To be done
Rewrite everything from the start of the listing down to the line containing "heatmap-texture-1-1 — [76, 49, 220, 237]", putting "Facing" wherever "Toward" appears and leaving the rest unchanged.

Supplied data
◆ ◆ ◆ ◆ ◆ ◆ ◆

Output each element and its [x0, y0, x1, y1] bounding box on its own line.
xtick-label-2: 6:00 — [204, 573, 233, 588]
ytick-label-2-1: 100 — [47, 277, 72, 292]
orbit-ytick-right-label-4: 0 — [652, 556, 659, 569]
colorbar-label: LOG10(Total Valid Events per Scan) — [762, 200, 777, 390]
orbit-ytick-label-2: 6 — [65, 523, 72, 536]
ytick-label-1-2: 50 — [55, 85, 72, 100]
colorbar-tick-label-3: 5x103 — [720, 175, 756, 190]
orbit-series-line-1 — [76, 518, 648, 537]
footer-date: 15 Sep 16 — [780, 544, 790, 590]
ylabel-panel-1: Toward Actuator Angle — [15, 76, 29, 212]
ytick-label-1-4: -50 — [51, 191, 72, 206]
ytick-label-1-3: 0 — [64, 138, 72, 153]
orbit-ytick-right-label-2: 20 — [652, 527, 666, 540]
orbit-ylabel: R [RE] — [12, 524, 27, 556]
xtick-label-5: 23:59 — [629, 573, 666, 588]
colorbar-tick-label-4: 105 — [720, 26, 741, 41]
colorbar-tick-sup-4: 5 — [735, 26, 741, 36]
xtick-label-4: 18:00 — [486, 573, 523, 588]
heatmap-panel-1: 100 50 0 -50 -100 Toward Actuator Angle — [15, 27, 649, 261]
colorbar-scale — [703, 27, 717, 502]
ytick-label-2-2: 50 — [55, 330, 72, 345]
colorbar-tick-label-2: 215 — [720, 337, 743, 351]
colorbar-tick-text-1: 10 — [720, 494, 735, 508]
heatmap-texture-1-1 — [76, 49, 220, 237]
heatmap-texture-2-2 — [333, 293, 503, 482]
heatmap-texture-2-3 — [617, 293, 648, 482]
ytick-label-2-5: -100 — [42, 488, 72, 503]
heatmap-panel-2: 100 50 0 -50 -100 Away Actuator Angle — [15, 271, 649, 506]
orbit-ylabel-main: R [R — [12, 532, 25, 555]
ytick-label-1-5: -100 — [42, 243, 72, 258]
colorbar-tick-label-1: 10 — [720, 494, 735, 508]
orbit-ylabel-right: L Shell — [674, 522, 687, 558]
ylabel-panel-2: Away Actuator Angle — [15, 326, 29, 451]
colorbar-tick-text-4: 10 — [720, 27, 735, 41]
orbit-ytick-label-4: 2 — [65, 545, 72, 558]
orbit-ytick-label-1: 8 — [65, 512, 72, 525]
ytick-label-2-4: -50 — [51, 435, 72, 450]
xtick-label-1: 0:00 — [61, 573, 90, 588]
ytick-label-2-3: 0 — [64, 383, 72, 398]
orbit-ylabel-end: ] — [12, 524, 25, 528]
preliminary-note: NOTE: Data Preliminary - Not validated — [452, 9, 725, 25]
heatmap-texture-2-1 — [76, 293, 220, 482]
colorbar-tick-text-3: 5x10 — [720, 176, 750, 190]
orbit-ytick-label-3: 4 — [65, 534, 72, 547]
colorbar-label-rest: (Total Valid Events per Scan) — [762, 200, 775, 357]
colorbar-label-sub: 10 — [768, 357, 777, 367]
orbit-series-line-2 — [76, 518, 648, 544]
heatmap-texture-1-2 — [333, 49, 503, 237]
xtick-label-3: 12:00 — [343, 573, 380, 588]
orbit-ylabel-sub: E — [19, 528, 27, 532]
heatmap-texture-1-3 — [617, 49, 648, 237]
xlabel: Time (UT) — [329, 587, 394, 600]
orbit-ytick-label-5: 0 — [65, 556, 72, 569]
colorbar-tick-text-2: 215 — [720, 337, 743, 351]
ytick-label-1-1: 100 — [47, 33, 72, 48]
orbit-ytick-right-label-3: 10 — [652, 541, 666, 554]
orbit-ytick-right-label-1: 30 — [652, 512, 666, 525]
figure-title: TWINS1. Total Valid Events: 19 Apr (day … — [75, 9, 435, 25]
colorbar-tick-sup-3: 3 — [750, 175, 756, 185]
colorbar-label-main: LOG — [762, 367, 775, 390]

◆ ◆ ◆ ◆ ◆ ◆ ◆

Finished exercise
Output each element and its [x0, y0, x1, y1] bounding box on its own line.
xtick-label-2: 6:00 — [204, 573, 233, 588]
ytick-label-2-1: 100 — [47, 277, 72, 292]
orbit-ytick-right-label-4: 0 — [652, 556, 659, 569]
colorbar-label: LOG10(Total Valid Events per Scan) — [762, 200, 777, 390]
orbit-ytick-label-2: 6 — [65, 523, 72, 536]
ytick-label-1-2: 50 — [55, 85, 72, 100]
colorbar-tick-label-3: 5x103 — [720, 175, 756, 190]
orbit-series-line-1 — [76, 518, 648, 537]
footer-date: 15 Sep 16 — [780, 544, 790, 590]
ylabel-panel-1: Facing Actuator Angle — [15, 76, 29, 212]
ytick-label-1-4: -50 — [51, 191, 72, 206]
ytick-label-1-3: 0 — [64, 138, 72, 153]
orbit-ytick-right-label-2: 20 — [652, 527, 666, 540]
orbit-ylabel: R [RE] — [12, 524, 27, 556]
xtick-label-5: 23:59 — [629, 573, 666, 588]
colorbar-tick-label-4: 105 — [720, 26, 741, 41]
colorbar-tick-sup-4: 5 — [735, 26, 741, 36]
xtick-label-4: 18:00 — [486, 573, 523, 588]
heatmap-panel-1: 100 50 0 -50 -100 Facing Actuator Angle — [15, 27, 649, 261]
colorbar-scale — [703, 27, 717, 502]
ytick-label-2-2: 50 — [55, 330, 72, 345]
colorbar-tick-label-2: 215 — [720, 337, 743, 351]
colorbar-tick-text-1: 10 — [720, 494, 735, 508]
heatmap-texture-1-1 — [76, 49, 220, 237]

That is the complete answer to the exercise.